(Figure record extracts)
# # # # # # #

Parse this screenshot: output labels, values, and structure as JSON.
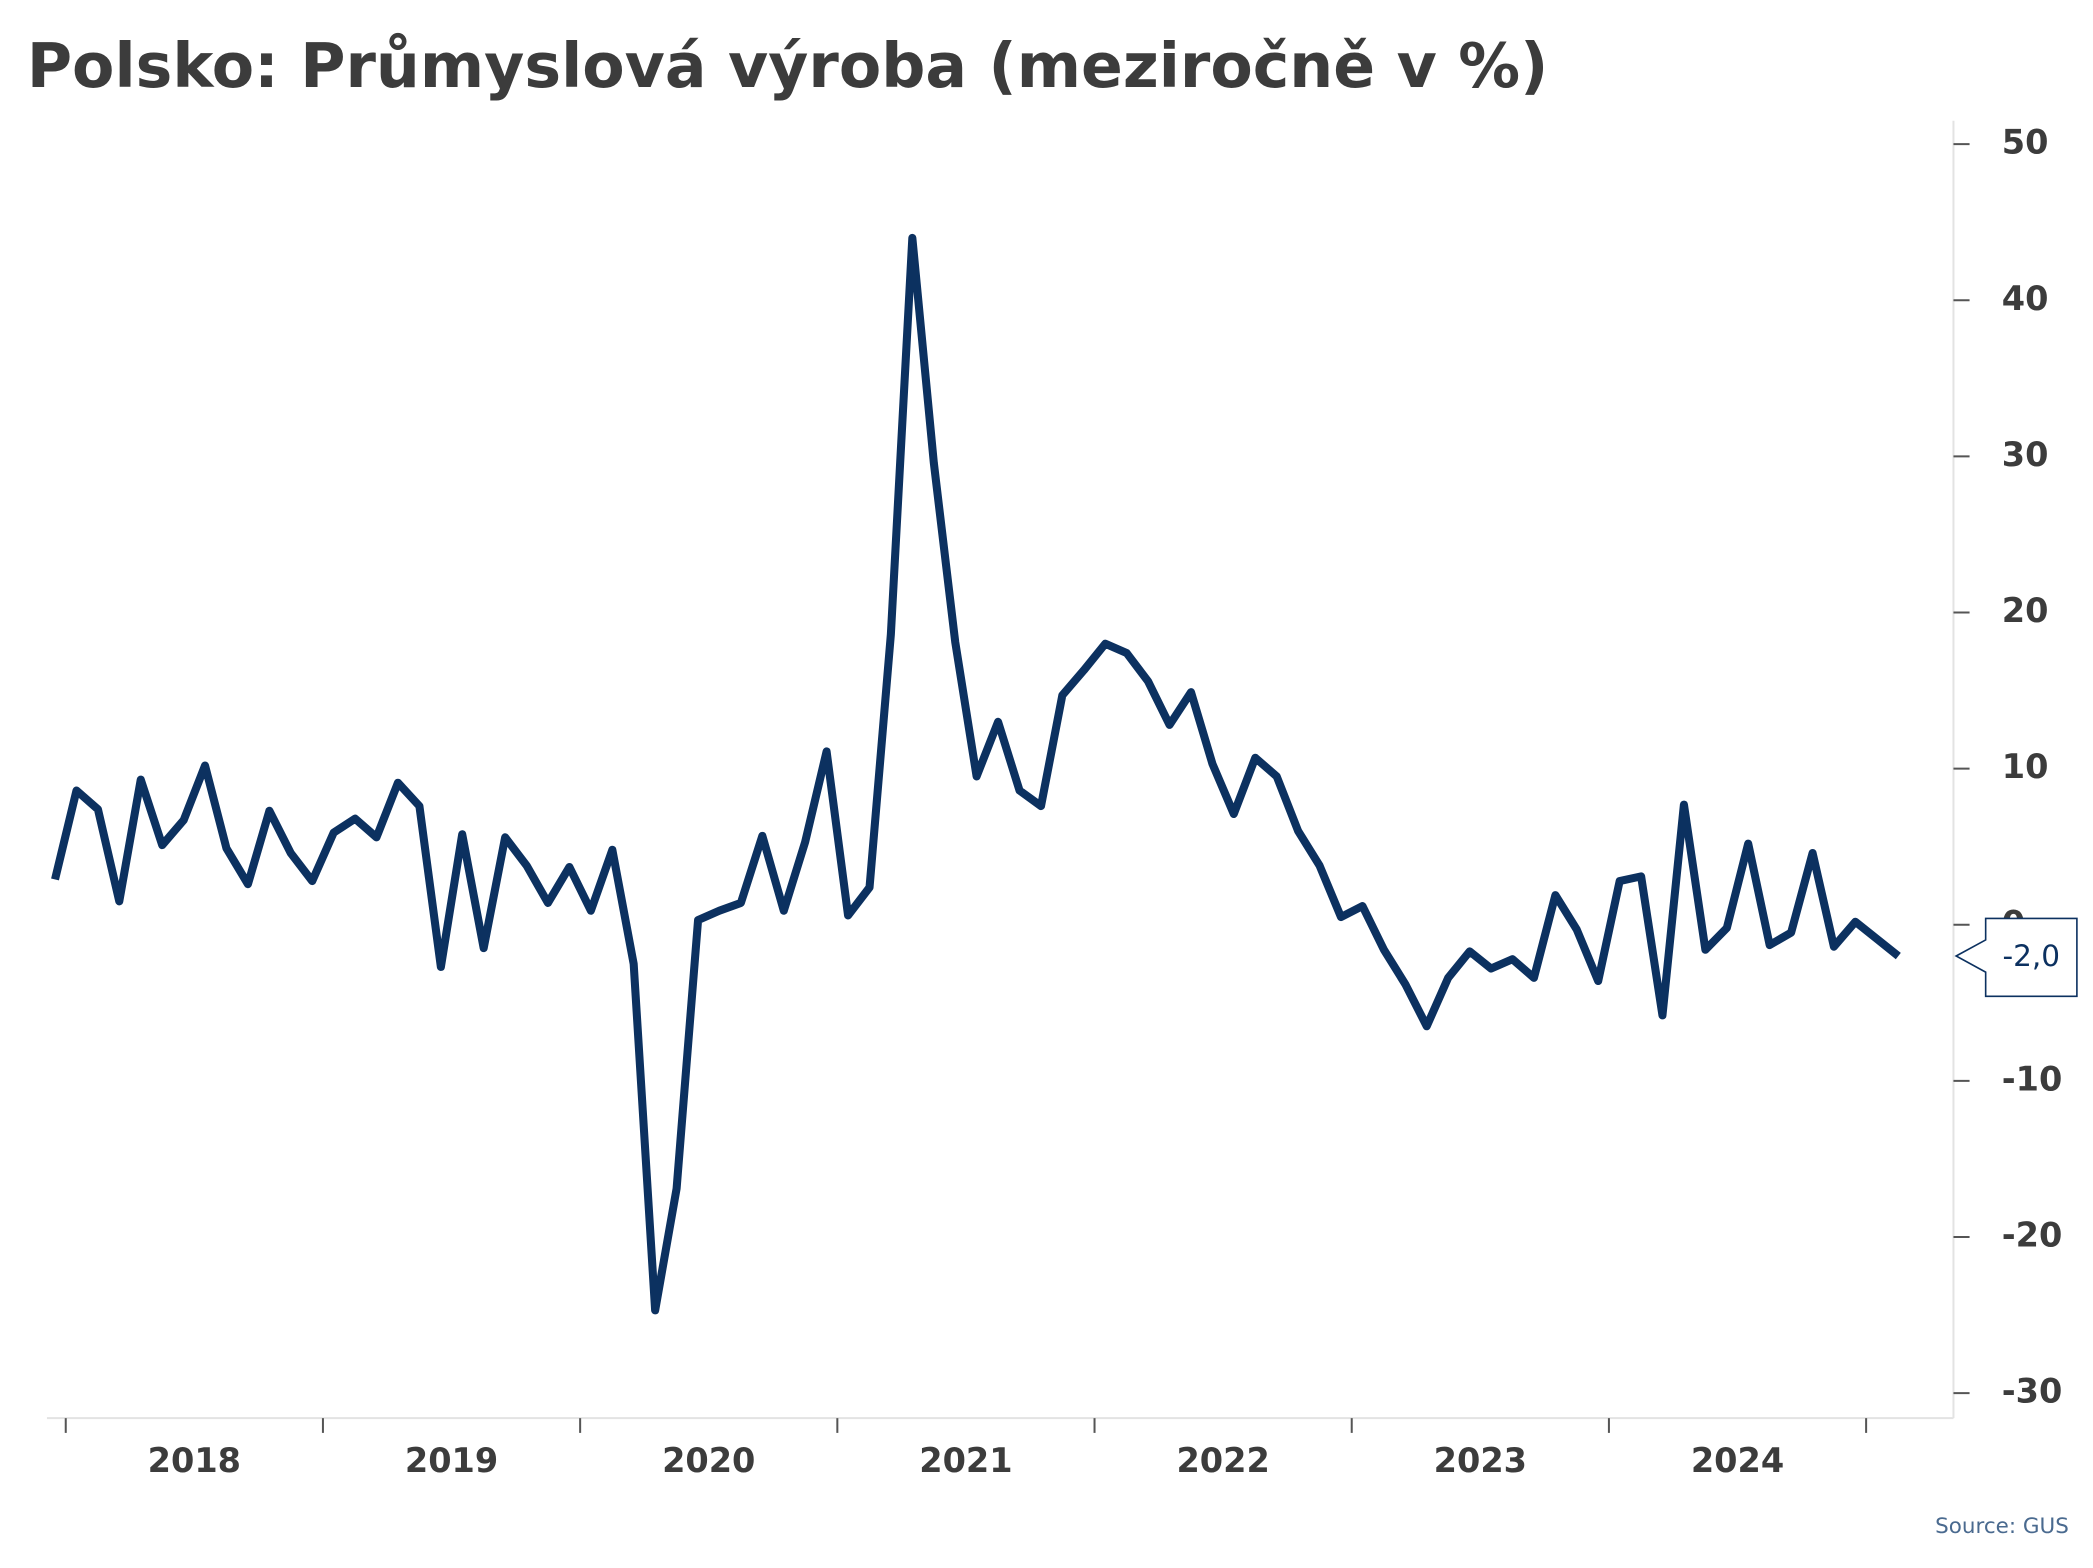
{
  "chart_data": {
    "type": "line",
    "title": "Polsko: Průmyslová výroba (meziročně v %)",
    "source": "Source: GUS",
    "year_labels": [
      "2018",
      "2019",
      "2020",
      "2021",
      "2022",
      "2023",
      "2024"
    ],
    "series": [
      {
        "name": "Průmyslová výroba",
        "color": "#0c3160",
        "values": [
          2.9,
          8.6,
          7.4,
          1.5,
          9.3,
          5.1,
          6.7,
          10.2,
          4.9,
          2.6,
          7.3,
          4.6,
          2.8,
          5.9,
          6.8,
          5.6,
          9.1,
          7.6,
          -2.7,
          5.8,
          -1.5,
          5.6,
          3.8,
          1.4,
          3.7,
          0.9,
          4.8,
          -2.5,
          -24.7,
          -16.9,
          0.3,
          0.9,
          1.4,
          5.7,
          0.9,
          5.3,
          11.1,
          0.6,
          2.4,
          18.6,
          44.0,
          29.6,
          18.1,
          9.5,
          13.0,
          8.6,
          7.6,
          14.7,
          16.3,
          18.0,
          17.4,
          15.6,
          12.8,
          14.9,
          10.3,
          7.1,
          10.7,
          9.5,
          6.0,
          3.8,
          0.5,
          1.2,
          -1.6,
          -3.8,
          -6.5,
          -3.4,
          -1.7,
          -2.8,
          -2.2,
          -3.4,
          1.9,
          -0.3,
          -3.6,
          2.8,
          3.1,
          -5.8,
          7.7,
          -1.6,
          -0.2,
          5.2,
          -1.3,
          -0.5,
          4.6,
          -1.4,
          0.2,
          -0.9,
          -2.0
        ],
        "last_value_label": "-2,0"
      }
    ],
    "ylim": [
      -31.6,
      51.5
    ],
    "yticks": [
      -30,
      -20,
      -10,
      0,
      10,
      20,
      30,
      40,
      50
    ],
    "y_axis_side": "right"
  }
}
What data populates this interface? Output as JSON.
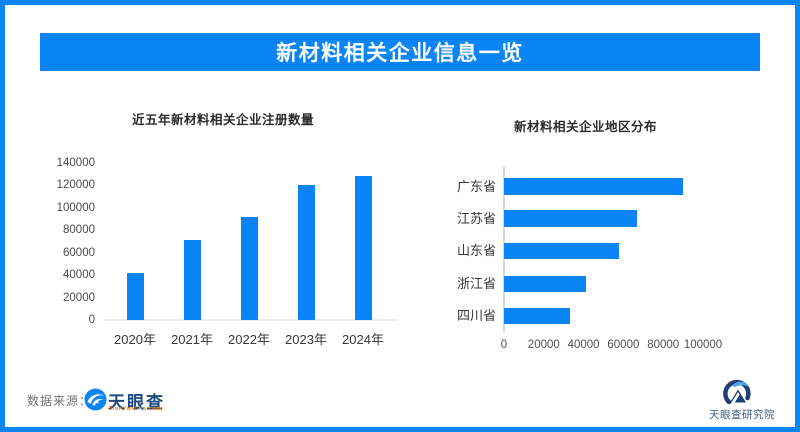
{
  "page": {
    "accent_color": "#0b85f5",
    "header": {
      "title": "新材料相关企业信息一览"
    },
    "footer": {
      "source_label": "数据来源：",
      "tyc_logo_text": "天眼查",
      "tyc_logo_sub": "TianYanCha.com",
      "institute_label": "天眼查研究院"
    }
  },
  "chart_data": [
    {
      "type": "bar",
      "orientation": "vertical",
      "title": "近五年新材料相关企业注册数量",
      "categories": [
        "2020年",
        "2021年",
        "2022年",
        "2023年",
        "2024年"
      ],
      "values": [
        42000,
        71000,
        92000,
        120000,
        128000
      ],
      "ylim": [
        0,
        140000
      ],
      "yticks": [
        0,
        20000,
        40000,
        60000,
        80000,
        100000,
        120000,
        140000
      ],
      "bar_color": "#0b85f5",
      "grid": false,
      "legend": "none"
    },
    {
      "type": "bar",
      "orientation": "horizontal",
      "title": "新材料相关企业地区分布",
      "categories": [
        "广东省",
        "江苏省",
        "山东省",
        "浙江省",
        "四川省"
      ],
      "values": [
        90000,
        67000,
        58000,
        41000,
        33000
      ],
      "xlim": [
        0,
        100000
      ],
      "xticks": [
        0,
        20000,
        40000,
        60000,
        80000,
        100000
      ],
      "bar_color": "#0b85f5",
      "grid": false,
      "legend": "none"
    }
  ]
}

# # # # # # #

— Task statement —
Write out the material above again, word for word, minus its pictures.

— Completed exercise —
Parse this screenshot: output labels, values, and structure as JSON.
{
  "chart_data": {
    "type": "line",
    "title": "Polsko: Průmyslová výroba (meziročně v %)",
    "source": "Source: GUS",
    "year_labels": [
      "2018",
      "2019",
      "2020",
      "2021",
      "2022",
      "2023",
      "2024"
    ],
    "series": [
      {
        "name": "Průmyslová výroba",
        "color": "#0c3160",
        "values": [
          2.9,
          8.6,
          7.4,
          1.5,
          9.3,
          5.1,
          6.7,
          10.2,
          4.9,
          2.6,
          7.3,
          4.6,
          2.8,
          5.9,
          6.8,
          5.6,
          9.1,
          7.6,
          -2.7,
          5.8,
          -1.5,
          5.6,
          3.8,
          1.4,
          3.7,
          0.9,
          4.8,
          -2.5,
          -24.7,
          -16.9,
          0.3,
          0.9,
          1.4,
          5.7,
          0.9,
          5.3,
          11.1,
          0.6,
          2.4,
          18.6,
          44.0,
          29.6,
          18.1,
          9.5,
          13.0,
          8.6,
          7.6,
          14.7,
          16.3,
          18.0,
          17.4,
          15.6,
          12.8,
          14.9,
          10.3,
          7.1,
          10.7,
          9.5,
          6.0,
          3.8,
          0.5,
          1.2,
          -1.6,
          -3.8,
          -6.5,
          -3.4,
          -1.7,
          -2.8,
          -2.2,
          -3.4,
          1.9,
          -0.3,
          -3.6,
          2.8,
          3.1,
          -5.8,
          7.7,
          -1.6,
          -0.2,
          5.2,
          -1.3,
          -0.5,
          4.6,
          -1.4,
          0.2,
          -0.9,
          -2.0
        ],
        "last_value_label": "-2,0"
      }
    ],
    "ylim": [
      -31.6,
      51.5
    ],
    "yticks": [
      -30,
      -20,
      -10,
      0,
      10,
      20,
      30,
      40,
      50
    ],
    "y_axis_side": "right"
  }
}
What data populates this interface? Output as JSON.
{
  "page": {
    "accent_color": "#0b85f5",
    "header": {
      "title": "新材料相关企业信息一览"
    },
    "footer": {
      "source_label": "数据来源：",
      "tyc_logo_text": "天眼查",
      "tyc_logo_sub": "TianYanCha.com",
      "institute_label": "天眼查研究院"
    }
  },
  "chart_data": [
    {
      "type": "bar",
      "orientation": "vertical",
      "title": "近五年新材料相关企业注册数量",
      "categories": [
        "2020年",
        "2021年",
        "2022年",
        "2023年",
        "2024年"
      ],
      "values": [
        42000,
        71000,
        92000,
        120000,
        128000
      ],
      "ylim": [
        0,
        140000
      ],
      "yticks": [
        0,
        20000,
        40000,
        60000,
        80000,
        100000,
        120000,
        140000
      ],
      "bar_color": "#0b85f5",
      "grid": false,
      "legend": "none"
    },
    {
      "type": "bar",
      "orientation": "horizontal",
      "title": "新材料相关企业地区分布",
      "categories": [
        "广东省",
        "江苏省",
        "山东省",
        "浙江省",
        "四川省"
      ],
      "values": [
        90000,
        67000,
        58000,
        41000,
        33000
      ],
      "xlim": [
        0,
        100000
      ],
      "xticks": [
        0,
        20000,
        40000,
        60000,
        80000,
        100000
      ],
      "bar_color": "#0b85f5",
      "grid": false,
      "legend": "none"
    }
  ]
}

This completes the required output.